Problem: State how many lines of the entries hold the string "assurer", and output nothing but that count.

Data to use:
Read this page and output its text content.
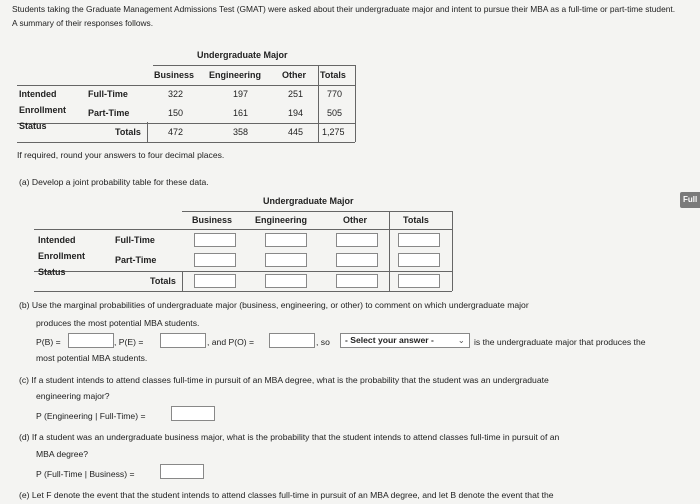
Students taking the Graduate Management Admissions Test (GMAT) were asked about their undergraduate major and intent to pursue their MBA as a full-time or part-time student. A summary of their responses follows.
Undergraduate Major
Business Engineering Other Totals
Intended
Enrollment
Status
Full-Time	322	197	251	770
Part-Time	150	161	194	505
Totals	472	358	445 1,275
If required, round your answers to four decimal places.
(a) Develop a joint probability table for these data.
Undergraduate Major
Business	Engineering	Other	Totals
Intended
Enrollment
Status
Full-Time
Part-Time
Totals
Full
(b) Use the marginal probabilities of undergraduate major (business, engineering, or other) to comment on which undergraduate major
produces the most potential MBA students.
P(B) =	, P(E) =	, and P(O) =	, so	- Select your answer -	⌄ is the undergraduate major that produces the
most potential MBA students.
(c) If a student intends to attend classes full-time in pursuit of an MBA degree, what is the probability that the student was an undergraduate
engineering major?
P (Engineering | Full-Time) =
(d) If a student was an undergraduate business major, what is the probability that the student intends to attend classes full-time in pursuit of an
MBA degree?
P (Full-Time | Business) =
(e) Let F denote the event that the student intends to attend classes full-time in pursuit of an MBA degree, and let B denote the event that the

...

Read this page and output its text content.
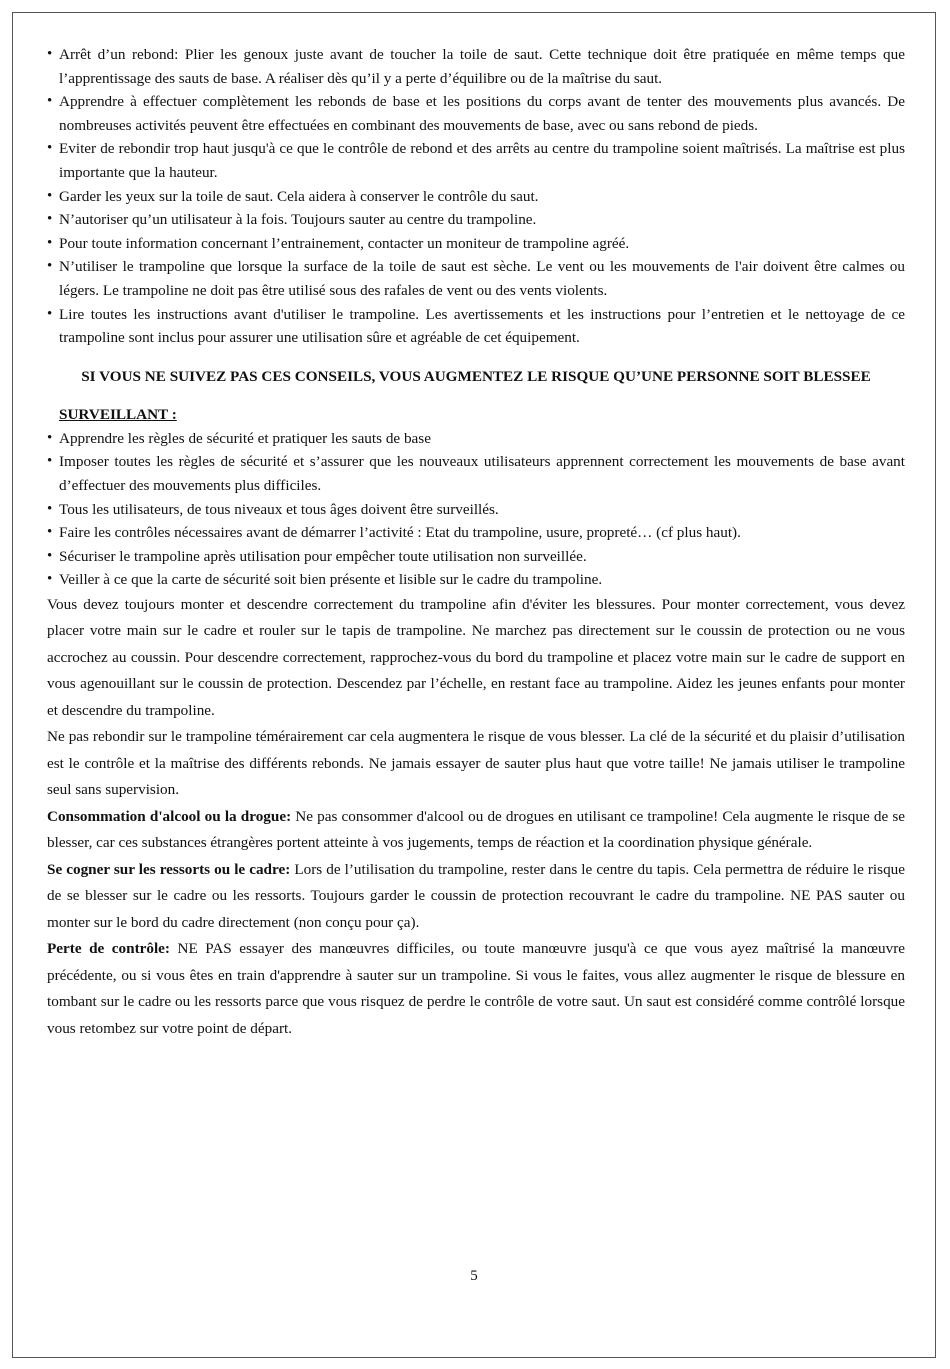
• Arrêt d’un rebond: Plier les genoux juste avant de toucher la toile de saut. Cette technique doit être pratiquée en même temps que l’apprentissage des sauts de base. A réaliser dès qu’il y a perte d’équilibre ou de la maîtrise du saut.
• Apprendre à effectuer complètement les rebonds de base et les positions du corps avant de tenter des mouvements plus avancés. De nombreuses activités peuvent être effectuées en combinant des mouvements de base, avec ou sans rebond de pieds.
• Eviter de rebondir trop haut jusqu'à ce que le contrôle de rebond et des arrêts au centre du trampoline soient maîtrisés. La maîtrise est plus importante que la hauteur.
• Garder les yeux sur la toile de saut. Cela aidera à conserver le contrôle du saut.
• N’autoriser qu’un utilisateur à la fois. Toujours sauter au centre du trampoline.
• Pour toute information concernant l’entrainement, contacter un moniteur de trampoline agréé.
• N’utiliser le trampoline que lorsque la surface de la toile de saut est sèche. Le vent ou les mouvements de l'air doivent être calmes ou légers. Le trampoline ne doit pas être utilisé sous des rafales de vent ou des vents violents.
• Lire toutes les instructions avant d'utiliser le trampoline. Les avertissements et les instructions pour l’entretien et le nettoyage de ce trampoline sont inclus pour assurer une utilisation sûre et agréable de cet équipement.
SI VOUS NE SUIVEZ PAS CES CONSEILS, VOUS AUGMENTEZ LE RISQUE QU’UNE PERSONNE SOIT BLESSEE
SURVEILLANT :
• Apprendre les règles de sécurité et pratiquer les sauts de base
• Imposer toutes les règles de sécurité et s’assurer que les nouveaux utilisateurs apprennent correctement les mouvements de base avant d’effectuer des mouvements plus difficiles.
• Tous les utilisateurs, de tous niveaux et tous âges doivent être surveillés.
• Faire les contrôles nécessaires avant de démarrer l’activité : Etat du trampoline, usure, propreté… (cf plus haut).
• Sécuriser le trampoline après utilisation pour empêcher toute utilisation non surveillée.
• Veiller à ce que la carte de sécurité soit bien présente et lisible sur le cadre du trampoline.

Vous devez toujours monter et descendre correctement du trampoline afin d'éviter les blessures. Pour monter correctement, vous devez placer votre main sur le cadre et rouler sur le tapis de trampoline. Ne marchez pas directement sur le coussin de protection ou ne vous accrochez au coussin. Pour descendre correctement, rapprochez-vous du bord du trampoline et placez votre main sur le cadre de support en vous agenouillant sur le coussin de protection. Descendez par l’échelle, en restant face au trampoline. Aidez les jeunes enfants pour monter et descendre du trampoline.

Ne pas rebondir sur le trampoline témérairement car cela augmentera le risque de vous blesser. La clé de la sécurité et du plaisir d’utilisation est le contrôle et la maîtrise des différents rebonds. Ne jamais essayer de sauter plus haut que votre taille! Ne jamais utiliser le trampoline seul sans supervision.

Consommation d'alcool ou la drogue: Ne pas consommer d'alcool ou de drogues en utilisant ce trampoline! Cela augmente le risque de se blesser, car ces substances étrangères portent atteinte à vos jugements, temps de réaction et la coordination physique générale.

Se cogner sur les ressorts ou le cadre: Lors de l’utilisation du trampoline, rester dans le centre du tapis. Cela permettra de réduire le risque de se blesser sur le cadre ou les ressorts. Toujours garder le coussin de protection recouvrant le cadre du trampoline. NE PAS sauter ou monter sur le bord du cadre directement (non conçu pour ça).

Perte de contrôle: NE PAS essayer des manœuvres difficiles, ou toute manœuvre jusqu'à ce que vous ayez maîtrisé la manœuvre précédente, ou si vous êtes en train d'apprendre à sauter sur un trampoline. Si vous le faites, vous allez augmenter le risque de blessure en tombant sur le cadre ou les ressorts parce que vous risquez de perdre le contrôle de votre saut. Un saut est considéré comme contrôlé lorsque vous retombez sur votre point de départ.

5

Reply to the exercise: 2